-- start Listing --
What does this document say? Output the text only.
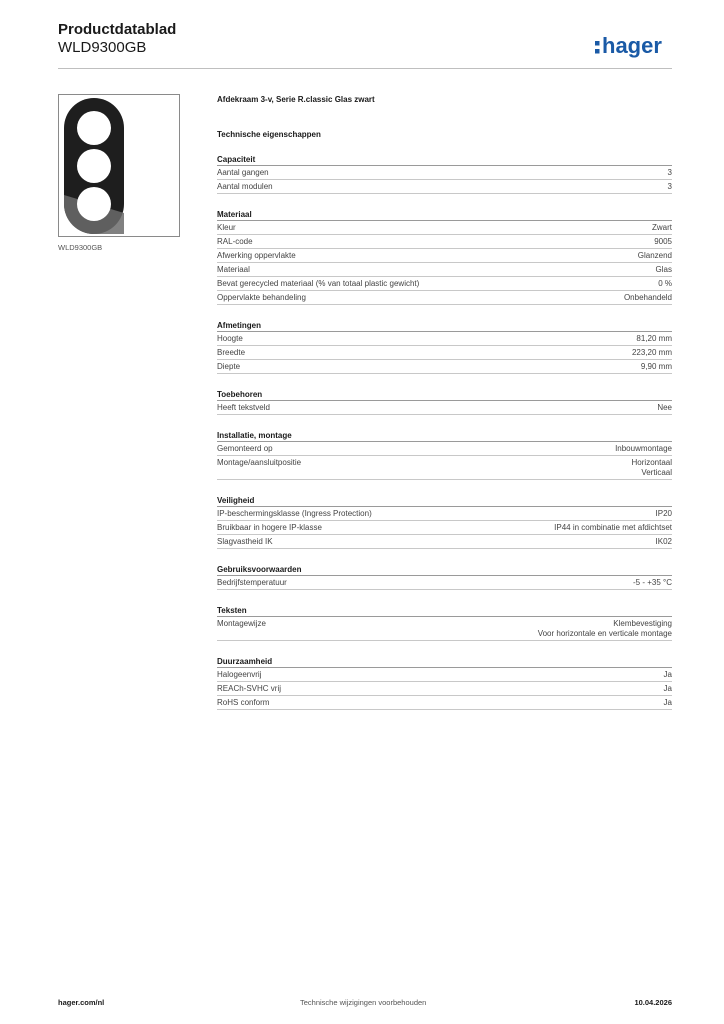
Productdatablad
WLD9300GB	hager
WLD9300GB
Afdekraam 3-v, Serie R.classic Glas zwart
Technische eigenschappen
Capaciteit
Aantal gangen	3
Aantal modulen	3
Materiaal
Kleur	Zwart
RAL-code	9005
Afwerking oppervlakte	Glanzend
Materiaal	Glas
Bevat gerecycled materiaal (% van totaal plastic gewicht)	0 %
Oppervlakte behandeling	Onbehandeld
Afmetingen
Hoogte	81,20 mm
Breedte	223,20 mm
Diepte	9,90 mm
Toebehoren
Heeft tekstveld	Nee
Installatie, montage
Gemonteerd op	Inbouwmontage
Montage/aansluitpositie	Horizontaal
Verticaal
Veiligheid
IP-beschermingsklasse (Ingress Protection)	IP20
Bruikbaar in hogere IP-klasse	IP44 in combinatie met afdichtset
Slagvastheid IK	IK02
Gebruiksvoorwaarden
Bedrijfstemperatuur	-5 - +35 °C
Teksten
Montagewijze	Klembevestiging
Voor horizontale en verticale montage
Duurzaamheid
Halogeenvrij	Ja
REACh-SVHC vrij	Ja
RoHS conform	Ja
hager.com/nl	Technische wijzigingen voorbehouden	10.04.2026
-- end Listing --
-- start Listing --
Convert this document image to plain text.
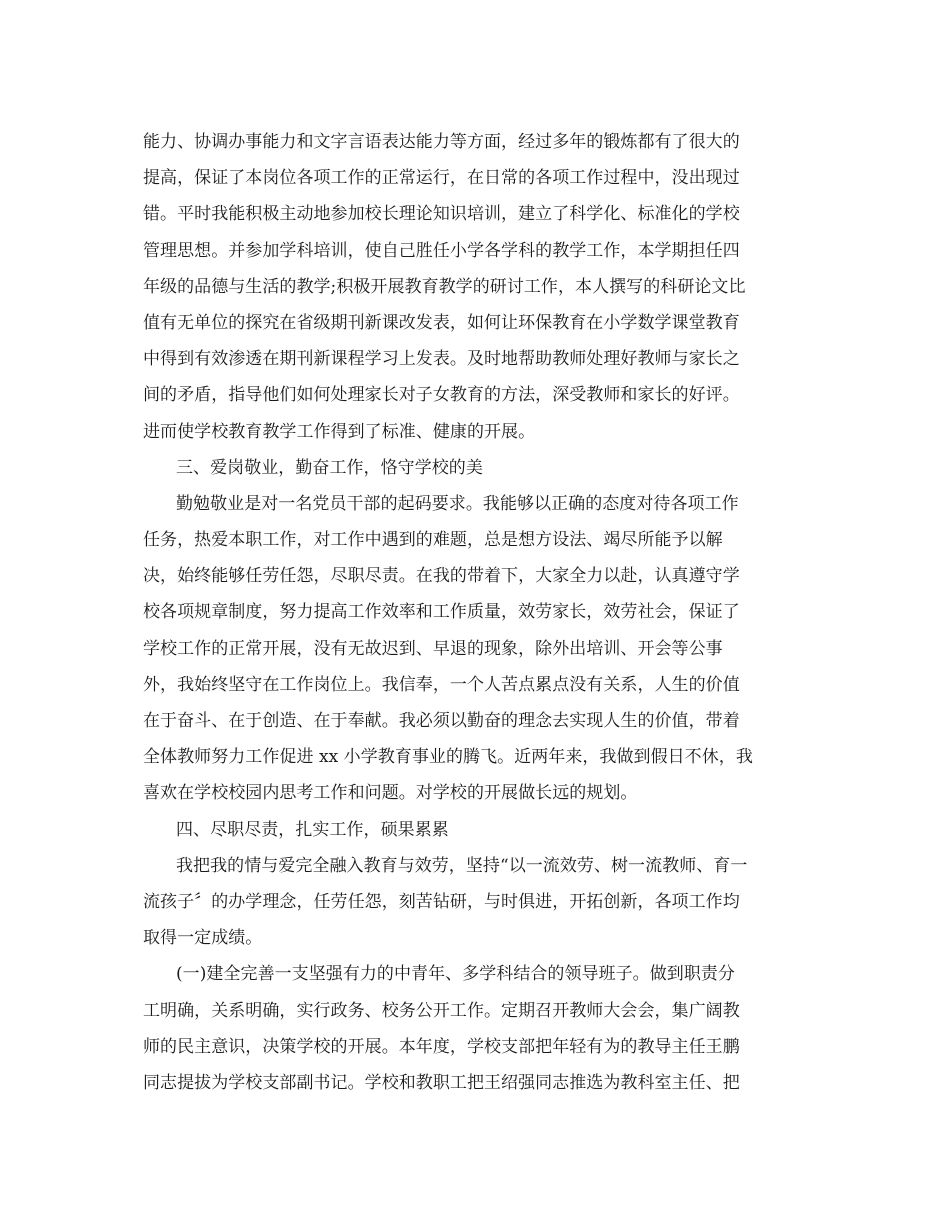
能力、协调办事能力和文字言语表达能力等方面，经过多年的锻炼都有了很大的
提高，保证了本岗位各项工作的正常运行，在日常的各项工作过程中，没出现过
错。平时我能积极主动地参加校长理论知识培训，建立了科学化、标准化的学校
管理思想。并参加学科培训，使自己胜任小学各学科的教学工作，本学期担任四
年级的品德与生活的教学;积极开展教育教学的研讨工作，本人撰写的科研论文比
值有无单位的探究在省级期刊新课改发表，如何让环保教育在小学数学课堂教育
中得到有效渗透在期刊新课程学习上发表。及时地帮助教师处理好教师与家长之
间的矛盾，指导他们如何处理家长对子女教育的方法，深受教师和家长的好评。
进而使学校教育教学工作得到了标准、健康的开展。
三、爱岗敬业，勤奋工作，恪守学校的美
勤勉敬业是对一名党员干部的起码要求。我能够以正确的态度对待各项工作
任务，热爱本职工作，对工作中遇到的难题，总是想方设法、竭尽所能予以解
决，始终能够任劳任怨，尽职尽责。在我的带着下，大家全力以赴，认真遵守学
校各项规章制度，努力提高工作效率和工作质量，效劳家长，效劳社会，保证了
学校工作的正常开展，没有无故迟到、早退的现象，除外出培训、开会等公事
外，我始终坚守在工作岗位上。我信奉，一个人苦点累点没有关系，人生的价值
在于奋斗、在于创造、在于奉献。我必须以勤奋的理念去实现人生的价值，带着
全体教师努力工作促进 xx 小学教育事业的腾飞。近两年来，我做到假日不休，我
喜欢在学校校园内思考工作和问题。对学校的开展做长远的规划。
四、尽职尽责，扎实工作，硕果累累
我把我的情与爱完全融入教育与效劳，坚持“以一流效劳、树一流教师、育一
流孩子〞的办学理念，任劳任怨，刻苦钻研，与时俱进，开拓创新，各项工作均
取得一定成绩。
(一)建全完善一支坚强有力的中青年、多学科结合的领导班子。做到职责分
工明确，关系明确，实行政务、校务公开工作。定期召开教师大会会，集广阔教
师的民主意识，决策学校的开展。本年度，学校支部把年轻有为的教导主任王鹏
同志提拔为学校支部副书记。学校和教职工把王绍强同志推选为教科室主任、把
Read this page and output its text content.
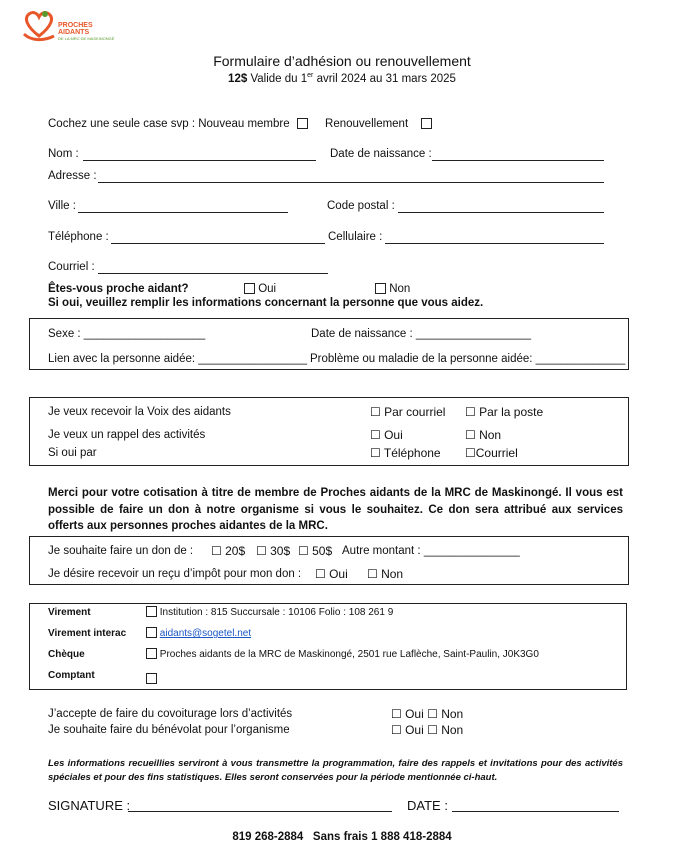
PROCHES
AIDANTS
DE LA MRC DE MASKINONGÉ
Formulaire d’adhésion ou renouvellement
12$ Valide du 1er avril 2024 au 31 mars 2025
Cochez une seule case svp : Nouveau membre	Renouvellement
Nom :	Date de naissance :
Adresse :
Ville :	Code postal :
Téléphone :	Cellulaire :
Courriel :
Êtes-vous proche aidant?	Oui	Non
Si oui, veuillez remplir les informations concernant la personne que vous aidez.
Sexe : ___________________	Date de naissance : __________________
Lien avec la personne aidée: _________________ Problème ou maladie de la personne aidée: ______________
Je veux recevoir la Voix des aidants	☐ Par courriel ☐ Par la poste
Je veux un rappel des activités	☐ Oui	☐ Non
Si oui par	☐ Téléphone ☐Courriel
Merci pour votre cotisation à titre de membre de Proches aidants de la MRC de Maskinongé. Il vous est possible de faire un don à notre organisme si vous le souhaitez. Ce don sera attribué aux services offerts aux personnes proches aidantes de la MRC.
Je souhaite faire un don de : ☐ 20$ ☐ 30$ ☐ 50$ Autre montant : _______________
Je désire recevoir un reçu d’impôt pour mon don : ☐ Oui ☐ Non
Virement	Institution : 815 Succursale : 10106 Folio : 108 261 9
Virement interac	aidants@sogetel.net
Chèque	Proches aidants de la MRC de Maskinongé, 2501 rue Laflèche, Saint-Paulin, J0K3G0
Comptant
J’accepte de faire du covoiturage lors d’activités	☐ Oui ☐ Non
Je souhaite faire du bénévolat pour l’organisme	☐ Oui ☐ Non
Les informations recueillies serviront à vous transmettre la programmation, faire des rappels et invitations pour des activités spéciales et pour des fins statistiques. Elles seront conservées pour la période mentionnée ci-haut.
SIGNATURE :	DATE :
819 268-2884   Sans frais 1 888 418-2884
-- end Listing --
• [Exercise brief]: Go over the entries above and say how many lines hold the string "veux", with no other text.

• [Exercise output]: 2